Exercise inputs
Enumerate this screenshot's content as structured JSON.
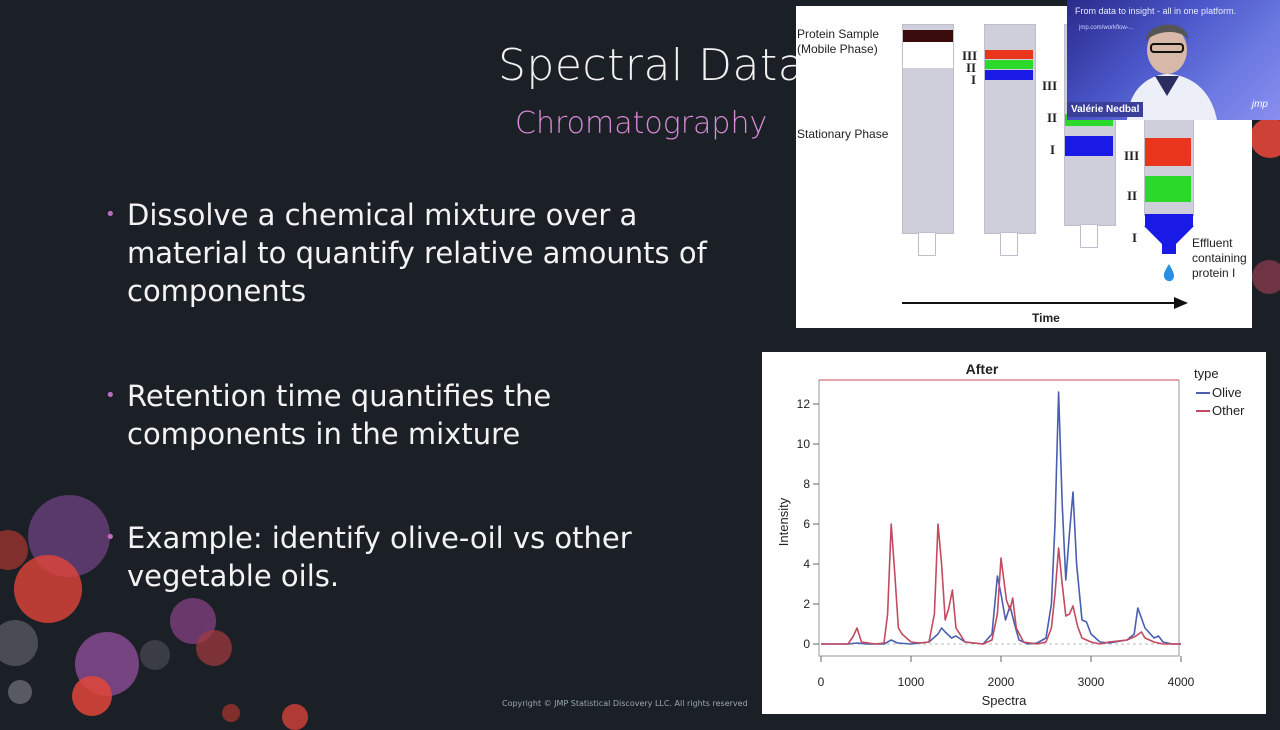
{
  "slide": {
    "title": "Spectral Data",
    "subtitle": "Chromatography",
    "bullets": [
      "Dissolve a chemical mixture over a material to quantify relative amounts of components",
      "Retention time quantifies the components in the mixture",
      "Example: identify olive-oil vs other vegetable oils."
    ],
    "copyright": "Copyright © JMP Statistical Discovery LLC. All rights reserved"
  },
  "diagram": {
    "sample_label": "Protein Sample\n(Mobile Phase)",
    "stationary_label": "Stationary Phase",
    "effluent_label": "Effluent\ncontaining\nprotein I",
    "time_label": "Time",
    "band_labels": [
      "III",
      "II",
      "I"
    ],
    "colors": {
      "red": "#e8351c",
      "green": "#2bd92b",
      "blue": "#1a1ae6",
      "dark": "#3a0c0c"
    }
  },
  "video": {
    "tagline": "From data to insight - all in one platform.",
    "url": "jmp.com/workflow-...",
    "presenter": "Valérie Nedbal",
    "logo": "jmp"
  },
  "chart_data": {
    "type": "line",
    "title": "After",
    "xlabel": "Spectra",
    "ylabel": "Intensity",
    "xlim": [
      0,
      4000
    ],
    "ylim": [
      -0.5,
      13
    ],
    "xticks": [
      0,
      1000,
      2000,
      3000,
      4000
    ],
    "yticks": [
      0,
      2,
      4,
      6,
      8,
      10,
      12
    ],
    "legend_title": "type",
    "legend_position": "right",
    "series": [
      {
        "name": "Olive",
        "color": "#4a5fb0",
        "x": [
          0,
          300,
          400,
          500,
          700,
          780,
          850,
          1000,
          1200,
          1300,
          1340,
          1380,
          1450,
          1500,
          1600,
          1800,
          1900,
          1960,
          2000,
          2050,
          2100,
          2150,
          2200,
          2300,
          2400,
          2500,
          2560,
          2600,
          2640,
          2680,
          2720,
          2760,
          2800,
          2840,
          2900,
          2950,
          3000,
          3100,
          3200,
          3400,
          3480,
          3520,
          3600,
          3700,
          3750,
          3800,
          3900,
          4000
        ],
        "y": [
          0,
          0,
          0.05,
          0,
          0,
          0.2,
          0.05,
          0,
          0.1,
          0.5,
          0.8,
          0.6,
          0.3,
          0.4,
          0.1,
          0,
          0.5,
          3.4,
          2.5,
          1.2,
          1.9,
          1.0,
          0.2,
          0,
          0.05,
          0.3,
          2.0,
          6.0,
          12.6,
          7.0,
          3.2,
          5.5,
          7.6,
          4.0,
          1.2,
          1.1,
          0.5,
          0.1,
          0.05,
          0.2,
          0.5,
          1.8,
          0.8,
          0.3,
          0.4,
          0.1,
          0,
          0
        ]
      },
      {
        "name": "Other",
        "color": "#c44a5f",
        "x": [
          0,
          300,
          360,
          400,
          450,
          600,
          700,
          740,
          780,
          820,
          860,
          900,
          1000,
          1100,
          1200,
          1260,
          1300,
          1340,
          1380,
          1420,
          1460,
          1500,
          1600,
          1800,
          1900,
          1960,
          2000,
          2060,
          2100,
          2130,
          2170,
          2250,
          2400,
          2500,
          2560,
          2600,
          2640,
          2680,
          2720,
          2760,
          2800,
          2850,
          2900,
          3000,
          3100,
          3200,
          3400,
          3500,
          3560,
          3600,
          3700,
          3800,
          4000
        ],
        "y": [
          0,
          0,
          0.4,
          0.8,
          0.1,
          0,
          0.05,
          1.5,
          6.0,
          3.5,
          0.8,
          0.5,
          0.1,
          0.05,
          0.1,
          1.5,
          6.0,
          4.0,
          1.2,
          1.8,
          2.7,
          0.8,
          0.1,
          0,
          0.2,
          1.5,
          4.3,
          2.2,
          1.7,
          2.3,
          0.8,
          0.1,
          0,
          0.1,
          0.8,
          2.5,
          4.8,
          3.0,
          1.4,
          1.5,
          1.9,
          0.9,
          0.3,
          0.1,
          0,
          0.1,
          0.2,
          0.4,
          0.6,
          0.3,
          0.1,
          0,
          0
        ]
      }
    ]
  }
}
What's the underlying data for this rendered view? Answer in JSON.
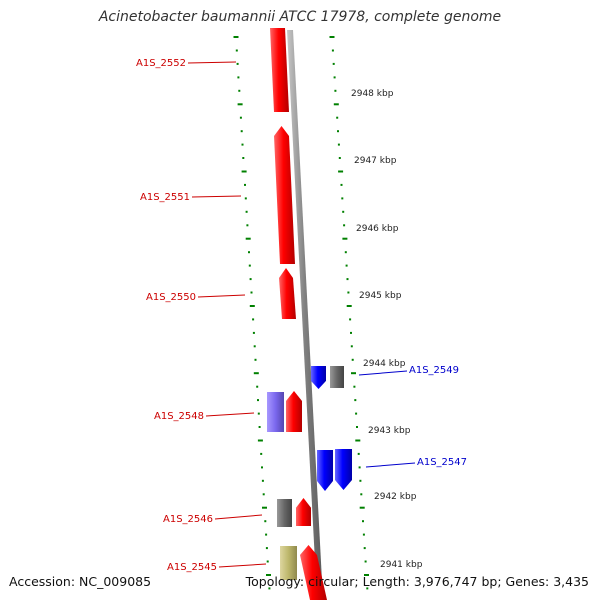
{
  "header": {
    "title": "Acinetobacter baumannii ATCC 17978, complete genome"
  },
  "footer": {
    "accession": "Accession: NC_009085",
    "topology": "Topology: circular; Length: 3,976,747 bp; Genes: 3,435"
  },
  "colors": {
    "forward_gene": "#ff0000",
    "reverse_gene": "#0000ff",
    "gray_feature": "#666666",
    "purple_feature": "#7b68ee",
    "olive_feature": "#bdb76b",
    "backbone": "#808080",
    "tick": "#008000",
    "label_forward": "#cc0000",
    "label_reverse": "#0000cc"
  },
  "scale": {
    "kbp_labels": [
      "2948 kbp",
      "2947 kbp",
      "2946 kbp",
      "2945 kbp",
      "2944 kbp",
      "2943 kbp",
      "2942 kbp",
      "2941 kbp"
    ]
  },
  "genes": [
    {
      "name": "A1S_2552",
      "strand": "forward",
      "color": "red"
    },
    {
      "name": "A1S_2551",
      "strand": "forward",
      "color": "red"
    },
    {
      "name": "A1S_2550",
      "strand": "forward",
      "color": "red"
    },
    {
      "name": "A1S_2549",
      "strand": "reverse",
      "color": "blue"
    },
    {
      "name": "A1S_2548",
      "strand": "forward",
      "color": "red"
    },
    {
      "name": "A1S_2547",
      "strand": "reverse",
      "color": "blue"
    },
    {
      "name": "A1S_2546",
      "strand": "forward",
      "color": "red"
    },
    {
      "name": "A1S_2545",
      "strand": "forward",
      "color": "red"
    }
  ]
}
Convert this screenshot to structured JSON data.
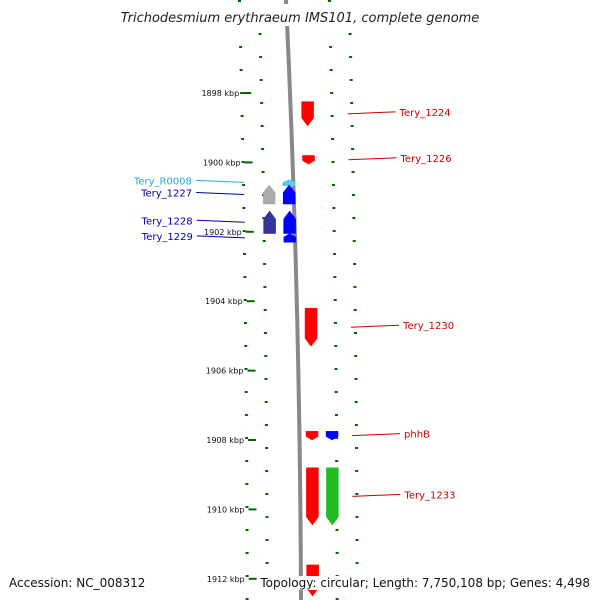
{
  "title": "Trichodesmium erythraeum IMS101, complete genome",
  "accession": "Accession: NC_008312",
  "stats": "Topology: circular; Length: 7,750,108 bp; Genes: 4,498",
  "ruler_unit": "kbp",
  "ticks": [
    {
      "kbp": 1898,
      "label": "1898 kbp"
    },
    {
      "kbp": 1900,
      "label": "1900 kbp"
    },
    {
      "kbp": 1902,
      "label": "1902 kbp"
    },
    {
      "kbp": 1904,
      "label": "1904 kbp"
    },
    {
      "kbp": 1906,
      "label": "1906 kbp"
    },
    {
      "kbp": 1908,
      "label": "1908 kbp"
    },
    {
      "kbp": 1910,
      "label": "1910 kbp"
    },
    {
      "kbp": 1912,
      "label": "1912 kbp"
    }
  ],
  "colors": {
    "forward_cds": "#ff0000",
    "reverse_cds": "#0000ff",
    "reverse_cds_dark": "#333399",
    "rrna": "#22bb22",
    "trna": "#55ccee",
    "pseudo": "#aaaaaa",
    "ruler": "#006600",
    "backbone": "#888888"
  },
  "features": [
    {
      "name": "Tery_1224",
      "strand": "forward",
      "start_kbp": 1898.25,
      "end_kbp": 1898.95,
      "color": "#ff0000",
      "label_side": "right"
    },
    {
      "name": "Tery_1226",
      "strand": "forward",
      "start_kbp": 1899.8,
      "end_kbp": 1900.05,
      "color": "#ff0000",
      "label_side": "right"
    },
    {
      "name": "Tery_R0008",
      "strand": "reverse",
      "start_kbp": 1900.5,
      "end_kbp": 1900.65,
      "color": "#55ccee",
      "label_side": "left"
    },
    {
      "name": "Tery_1227",
      "strand": "reverse",
      "start_kbp": 1900.65,
      "end_kbp": 1901.2,
      "color": "#0000ff",
      "label_side": "left"
    },
    {
      "name": "",
      "strand": "reverse",
      "start_kbp": 1900.65,
      "end_kbp": 1901.2,
      "color": "#aaaaaa",
      "label_side": "none"
    },
    {
      "name": "Tery_1228",
      "strand": "reverse",
      "start_kbp": 1901.4,
      "end_kbp": 1902.05,
      "color": "#0000ff",
      "label_side": "left"
    },
    {
      "name": "",
      "strand": "reverse",
      "start_kbp": 1901.4,
      "end_kbp": 1902.05,
      "color": "#333399",
      "label_side": "none"
    },
    {
      "name": "Tery_1229",
      "strand": "reverse",
      "start_kbp": 1902.05,
      "end_kbp": 1902.3,
      "color": "#0000ff",
      "label_side": "left"
    },
    {
      "name": "Tery_1230",
      "strand": "forward",
      "start_kbp": 1904.2,
      "end_kbp": 1905.3,
      "color": "#ff0000",
      "label_side": "right"
    },
    {
      "name": "phhB",
      "strand": "forward",
      "start_kbp": 1907.75,
      "end_kbp": 1908.0,
      "color": "#ff0000",
      "label_side": "right"
    },
    {
      "name": "",
      "strand": "forward",
      "start_kbp": 1907.75,
      "end_kbp": 1908.0,
      "color": "#0000ff",
      "label_side": "none"
    },
    {
      "name": "Tery_1233",
      "strand": "forward",
      "start_kbp": 1908.8,
      "end_kbp": 1910.45,
      "color": "#ff0000",
      "label_side": "right"
    },
    {
      "name": "",
      "strand": "forward",
      "start_kbp": 1908.8,
      "end_kbp": 1910.45,
      "color": "#22bb22",
      "label_side": "none"
    },
    {
      "name": "",
      "strand": "forward",
      "start_kbp": 1911.6,
      "end_kbp": 1912.5,
      "color": "#ff0000",
      "label_side": "none"
    }
  ]
}
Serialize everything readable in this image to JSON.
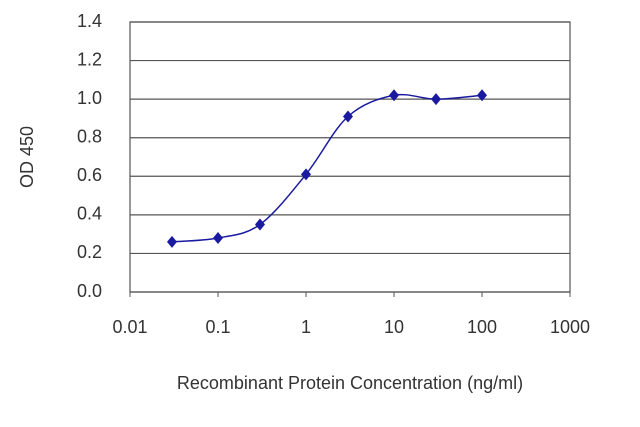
{
  "chart_data": {
    "type": "line",
    "x_label": "Recombinant Protein Concentration (ng/ml)",
    "y_label": "OD 450",
    "xscale": "log",
    "x": [
      0.03,
      0.1,
      0.3,
      1,
      3,
      10,
      30,
      100
    ],
    "series": [
      {
        "color": "#1a1aa0",
        "values": [
          0.26,
          0.28,
          0.35,
          0.61,
          0.91,
          1.02,
          1.0,
          1.02
        ]
      }
    ],
    "xlim": [
      0.01,
      1000
    ],
    "xticks": [
      0.01,
      0.1,
      1,
      10,
      100,
      1000
    ],
    "ylim": [
      0,
      1.4
    ],
    "yticks": [
      {
        "value": 0,
        "label": "0.0"
      },
      0.2,
      0.4,
      0.6,
      0.8,
      {
        "value": 1,
        "label": "1.0"
      },
      1.2,
      1.4
    ],
    "grid": true
  }
}
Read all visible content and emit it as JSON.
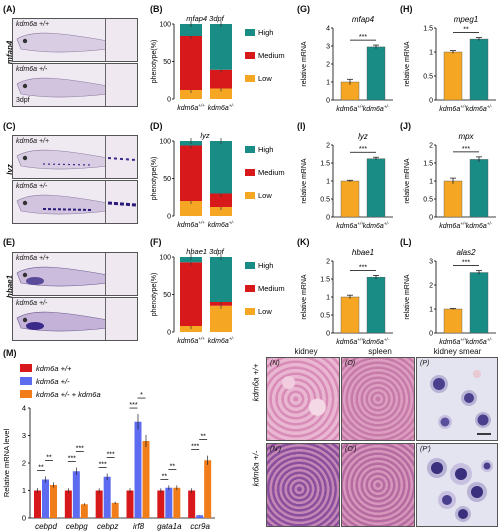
{
  "panels": {
    "A": "(A)",
    "B": "(B)",
    "C": "(C)",
    "D": "(D)",
    "E": "(E)",
    "F": "(F)",
    "G": "(G)",
    "H": "(H)",
    "I": "(I)",
    "J": "(J)",
    "K": "(K)",
    "L": "(L)",
    "M": "(M)",
    "N": "(N)",
    "O": "(O)",
    "P": "(P)",
    "N2": "(N')",
    "O2": "(O')",
    "P2": "(P')"
  },
  "fish_panels": [
    {
      "gene": "mfap4",
      "top_label": "kdm6a +/+",
      "bottom_label": "kdm6a +/-",
      "stage": "3dpf"
    },
    {
      "gene": "lyz",
      "top_label": "kdm6a +/+",
      "bottom_label": "kdm6a +/-",
      "stage": "3dpf"
    },
    {
      "gene": "hbae1",
      "top_label": "kdm6a +/+",
      "bottom_label": "kdm6a +/-",
      "stage": "3dpf"
    }
  ],
  "colors": {
    "orange": "#F5A623",
    "red": "#D7191C",
    "teal": "#1A8C86",
    "blue": "#5C6BF0",
    "orange2": "#F07D1A"
  },
  "chart_data": [
    {
      "panel": "B",
      "type": "bar",
      "stacked": true,
      "title": "mfap4  3dpf",
      "ylabel": "phenotype(%)",
      "ylim": [
        0,
        100
      ],
      "yticks": [
        0,
        50,
        100
      ],
      "categories": [
        "kdm6a +/+",
        "kdm6a +/-"
      ],
      "series": [
        {
          "name": "Low",
          "values": [
            12,
            14
          ]
        },
        {
          "name": "Medium",
          "values": [
            72,
            25
          ]
        },
        {
          "name": "High",
          "values": [
            16,
            61
          ]
        }
      ],
      "legend": [
        "High",
        "Medium",
        "Low"
      ]
    },
    {
      "panel": "D",
      "type": "bar",
      "stacked": true,
      "title": "lyz",
      "ylabel": "phenotype(%)",
      "ylim": [
        0,
        100
      ],
      "yticks": [
        0,
        50,
        100
      ],
      "categories": [
        "kdm6a +/+",
        "kdm6a +/-"
      ],
      "series": [
        {
          "name": "Low",
          "values": [
            20,
            12
          ]
        },
        {
          "name": "Medium",
          "values": [
            74,
            18
          ]
        },
        {
          "name": "High",
          "values": [
            6,
            70
          ]
        }
      ],
      "legend": [
        "High",
        "Medium",
        "Low"
      ]
    },
    {
      "panel": "F",
      "type": "bar",
      "stacked": true,
      "title": "hbae1  3dpf",
      "ylabel": "phenotype(%)",
      "ylim": [
        0,
        100
      ],
      "yticks": [
        0,
        50,
        100
      ],
      "categories": [
        "kdm6a +/+",
        "kdm6a +/-"
      ],
      "series": [
        {
          "name": "Low",
          "values": [
            8,
            35
          ]
        },
        {
          "name": "Medium",
          "values": [
            85,
            5
          ]
        },
        {
          "name": "High",
          "values": [
            7,
            60
          ]
        }
      ],
      "legend": [
        "High",
        "Medium",
        "Low"
      ]
    },
    {
      "panel": "G",
      "type": "bar",
      "title": "mfap4",
      "ylabel": "relative mRNA",
      "ylim": [
        0,
        4
      ],
      "yticks": [
        0,
        1,
        2,
        3,
        4
      ],
      "categories": [
        "kdm6a +/+",
        "kdm6a +/-"
      ],
      "values": [
        1.0,
        2.95
      ],
      "errors": [
        0.15,
        0.1
      ],
      "sig": "***"
    },
    {
      "panel": "H",
      "type": "bar",
      "title": "mpeg1",
      "ylabel": "relative mRNA",
      "ylim": [
        0,
        1.5
      ],
      "yticks": [
        0,
        0.5,
        1.0,
        1.5
      ],
      "categories": [
        "kdm6a +/+",
        "kdm6a +/-"
      ],
      "values": [
        1.0,
        1.27
      ],
      "errors": [
        0.03,
        0.03
      ],
      "sig": "**"
    },
    {
      "panel": "I",
      "type": "bar",
      "title": "lyz",
      "ylabel": "relative mRNA",
      "ylim": [
        0,
        2.0
      ],
      "yticks": [
        0,
        0.5,
        1.0,
        1.5,
        2.0
      ],
      "categories": [
        "kdm6a +/+",
        "kdm6a +/-"
      ],
      "values": [
        1.0,
        1.62
      ],
      "errors": [
        0.02,
        0.04
      ],
      "sig": "***"
    },
    {
      "panel": "J",
      "type": "bar",
      "title": "mpx",
      "ylabel": "relative mRNA",
      "ylim": [
        0,
        2.0
      ],
      "yticks": [
        0,
        0.5,
        1.0,
        1.5,
        2.0
      ],
      "categories": [
        "kdm6a +/+",
        "kdm6a +/-"
      ],
      "values": [
        1.0,
        1.6
      ],
      "errors": [
        0.08,
        0.07
      ],
      "sig": "***"
    },
    {
      "panel": "K",
      "type": "bar",
      "title": "hbae1",
      "ylabel": "relative mRNA",
      "ylim": [
        0,
        2.0
      ],
      "yticks": [
        0,
        0.5,
        1.0,
        1.5,
        2.0
      ],
      "categories": [
        "kdm6a +/+",
        "kdm6a +/-"
      ],
      "values": [
        1.0,
        1.55
      ],
      "errors": [
        0.05,
        0.05
      ],
      "sig": "***"
    },
    {
      "panel": "L",
      "type": "bar",
      "title": "alas2",
      "ylabel": "relative mRNA",
      "ylim": [
        0,
        3
      ],
      "yticks": [
        0,
        1,
        2,
        3
      ],
      "categories": [
        "kdm6a +/+",
        "kdm6a +/-"
      ],
      "values": [
        1.0,
        2.52
      ],
      "errors": [
        0.02,
        0.08
      ],
      "sig": "***"
    },
    {
      "panel": "M",
      "type": "bar",
      "ylabel": "Relative mRNA level",
      "ylim": [
        0,
        4
      ],
      "yticks": [
        0,
        1,
        2,
        3,
        4
      ],
      "categories": [
        "cebpd",
        "cebpg",
        "cebpz",
        "irf8",
        "gata1a",
        "ccr9a"
      ],
      "series": [
        {
          "name": "kdm6a +/+",
          "values": [
            1.0,
            1.0,
            1.0,
            1.0,
            1.0,
            1.0
          ]
        },
        {
          "name": "kdm6a +/-",
          "values": [
            1.4,
            1.7,
            1.5,
            3.5,
            1.1,
            0.1
          ]
        },
        {
          "name": "kdm6a +/- + kdm6a",
          "values": [
            1.2,
            0.5,
            0.55,
            2.8,
            1.1,
            2.1
          ]
        }
      ],
      "sig_left": [
        "**",
        "***",
        "***",
        "***",
        "**",
        "***"
      ],
      "sig_right": [
        "**",
        "***",
        "***",
        "*",
        "**",
        "**"
      ]
    }
  ],
  "histology": {
    "columns": [
      "kidney",
      "spleen",
      "kidney smear"
    ],
    "row_labels": [
      "kdm6a +/+",
      "kdm6a +/-"
    ]
  }
}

Exercise
Filter the records above for the string "structured" and copy each matching line.

Response to this task
Enumerate this screenshot's content as structured JSON.
Convert this screenshot to structured JSON data.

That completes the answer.